Page layout parsing data

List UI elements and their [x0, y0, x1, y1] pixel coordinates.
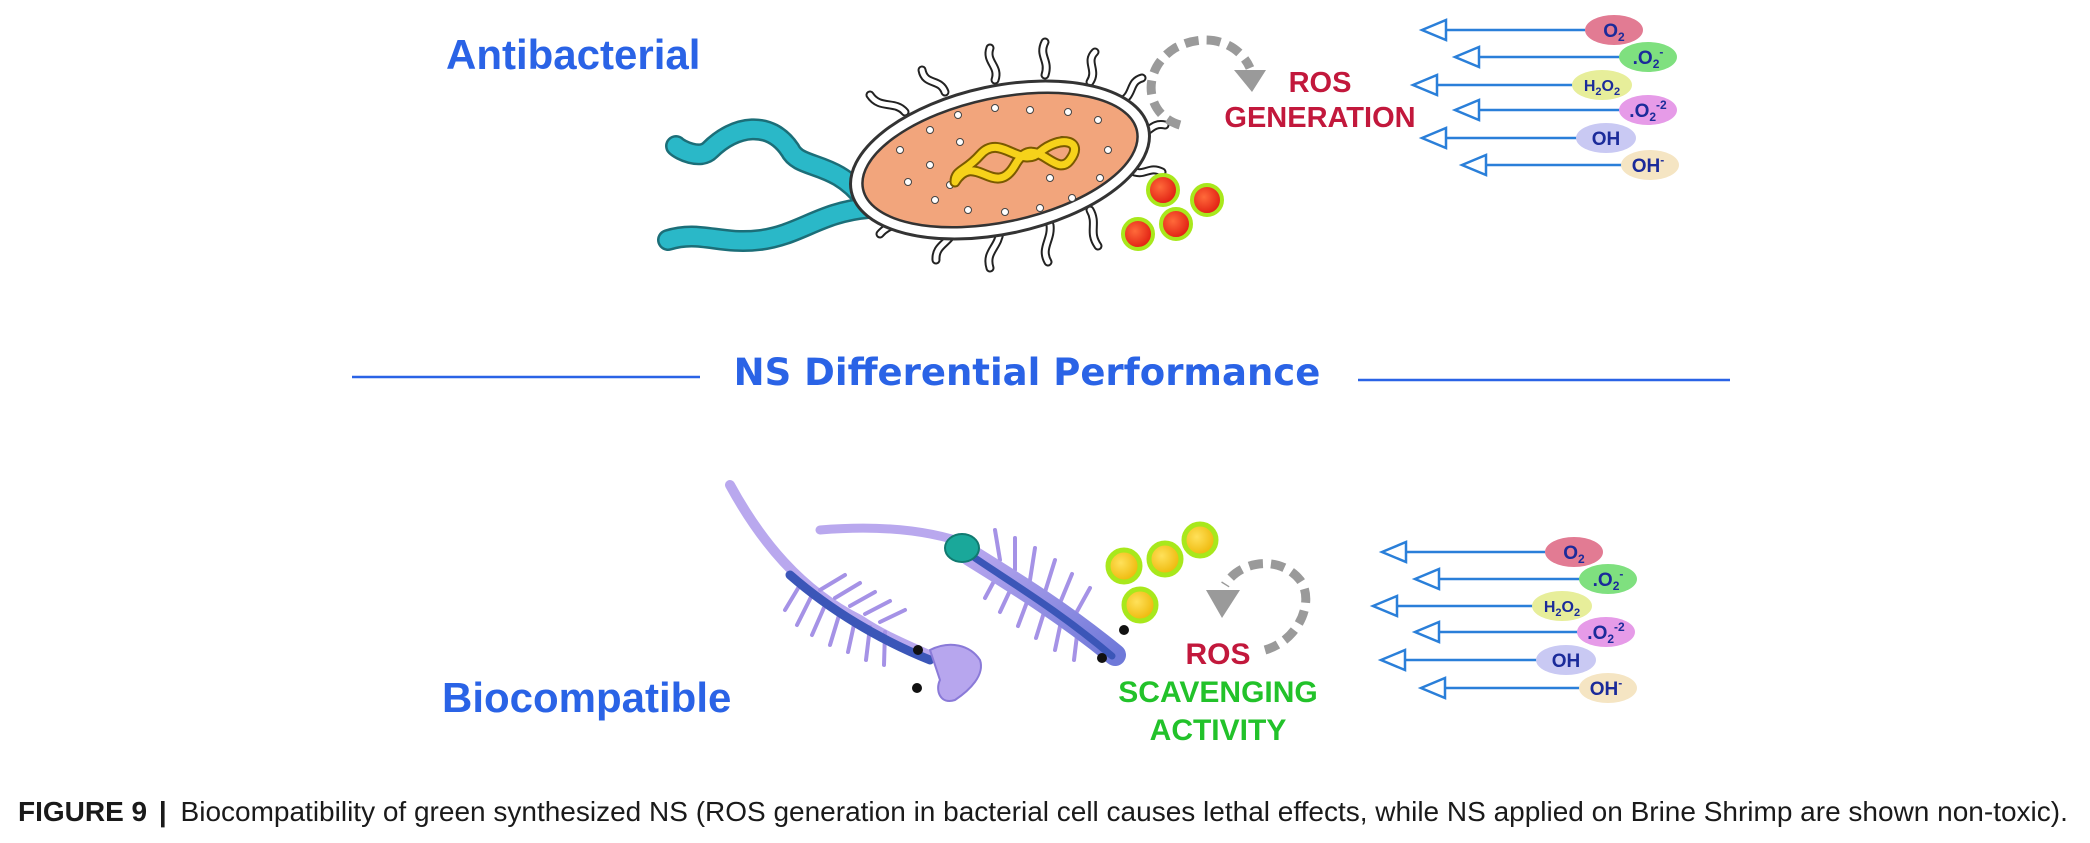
nanoparticle-yellow [1181, 521, 1219, 559]
species-h2o2-label: H2O2 [1584, 78, 1620, 98]
caption-separator: | [158, 796, 167, 827]
ros-species-group-bottom: O2 .O2- H2O2 .O2-2 OH OH- [1369, 537, 1637, 703]
cycle-arrow-bottom [1206, 559, 1311, 655]
figure-caption: FIGURE 9 | Biocompatibility of green syn… [18, 796, 2078, 828]
species-o2-label: O2 [1603, 21, 1625, 44]
nanoparticle-red [1146, 173, 1180, 207]
ros-scavenging-line2: SCAVENGING [1118, 676, 1317, 709]
species-o2-pill [1545, 537, 1603, 567]
ros-scavenging-line3: ACTIVITY [1150, 714, 1287, 747]
species-oh-pill [1576, 123, 1636, 153]
species-o2-2minus-label: .O2-2 [1587, 620, 1625, 646]
species-oh-minus-label: OH- [1590, 676, 1623, 700]
species-oh-label: OH [1552, 651, 1581, 672]
species-h2o2-pill [1532, 591, 1592, 621]
nanoparticle-yellow [1146, 540, 1184, 578]
nanoparticle-yellow [1105, 547, 1143, 585]
nanoparticle-red [1190, 183, 1224, 217]
nanoparticle-yellow [1121, 586, 1159, 624]
brine-shrimp [815, 523, 1129, 666]
antibacterial-label: Antibacterial [446, 31, 700, 78]
cycle-arrow-top [1146, 35, 1266, 130]
species-o2-label: O2 [1563, 543, 1585, 566]
center-title: NS Differential Performance [734, 351, 1321, 394]
species-h2o2-label: H2O2 [1544, 599, 1580, 619]
ros-arrow [1409, 18, 1622, 177]
species-o2-2minus-pill [1577, 617, 1635, 647]
species-o2-pill [1585, 15, 1643, 45]
species-oh-minus-label: OH- [1632, 153, 1665, 177]
species-oh-minus-pill [1579, 673, 1637, 703]
caption-label: FIGURE 9 [18, 796, 148, 827]
species-o2-radical-pill [1579, 564, 1637, 594]
species-o2-2minus-label: .O2-2 [1629, 98, 1667, 124]
species-oh-label: OH [1592, 129, 1621, 150]
species-h2o2-pill [1572, 70, 1632, 100]
red-nanoparticles [1121, 173, 1224, 251]
species-o2-radical-label: .O2- [1633, 45, 1664, 71]
ros-generation-line2: GENERATION [1224, 102, 1415, 134]
yellow-nanoparticles [1105, 521, 1219, 624]
species-o2-radical-pill [1619, 42, 1677, 72]
species-o2-2minus-pill [1619, 95, 1677, 125]
diagram-canvas: Antibacterial Biocompatible NS Different… [352, 15, 1730, 747]
species-oh-minus-pill [1621, 150, 1679, 180]
caption-text: Biocompatibility of green synthesized NS… [180, 796, 2068, 827]
cytoplasm-granules [896, 104, 1112, 216]
biocompatible-label: Biocompatible [442, 674, 731, 721]
species-o2-radical-label: .O2- [1593, 567, 1624, 593]
nanoparticle-red [1121, 217, 1155, 251]
ros-scavenging-line1: ROS [1185, 638, 1250, 671]
ros-arrow [1369, 540, 1580, 700]
brine-shrimp [725, 480, 982, 702]
nanoparticle-red [1159, 207, 1193, 241]
bacterium-illustration [657, 37, 1170, 273]
ros-species-group-top: O2 .O2- H2O2 .O2-2 OH OH- [1409, 15, 1679, 180]
ros-generation-line1: ROS [1289, 67, 1352, 99]
species-oh-pill [1536, 645, 1596, 675]
brine-shrimp-illustration [725, 480, 1129, 702]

(WHAT TO PRODUCE)
All lines in the entries above that hold the word "Antibacterial" need to be copied.

(RESPONSE BELOW)
antibacterial-label: Antibacterial [446, 31, 700, 78]
diagram-canvas: Antibacterial Biocompatible NS Different… [352, 15, 1730, 747]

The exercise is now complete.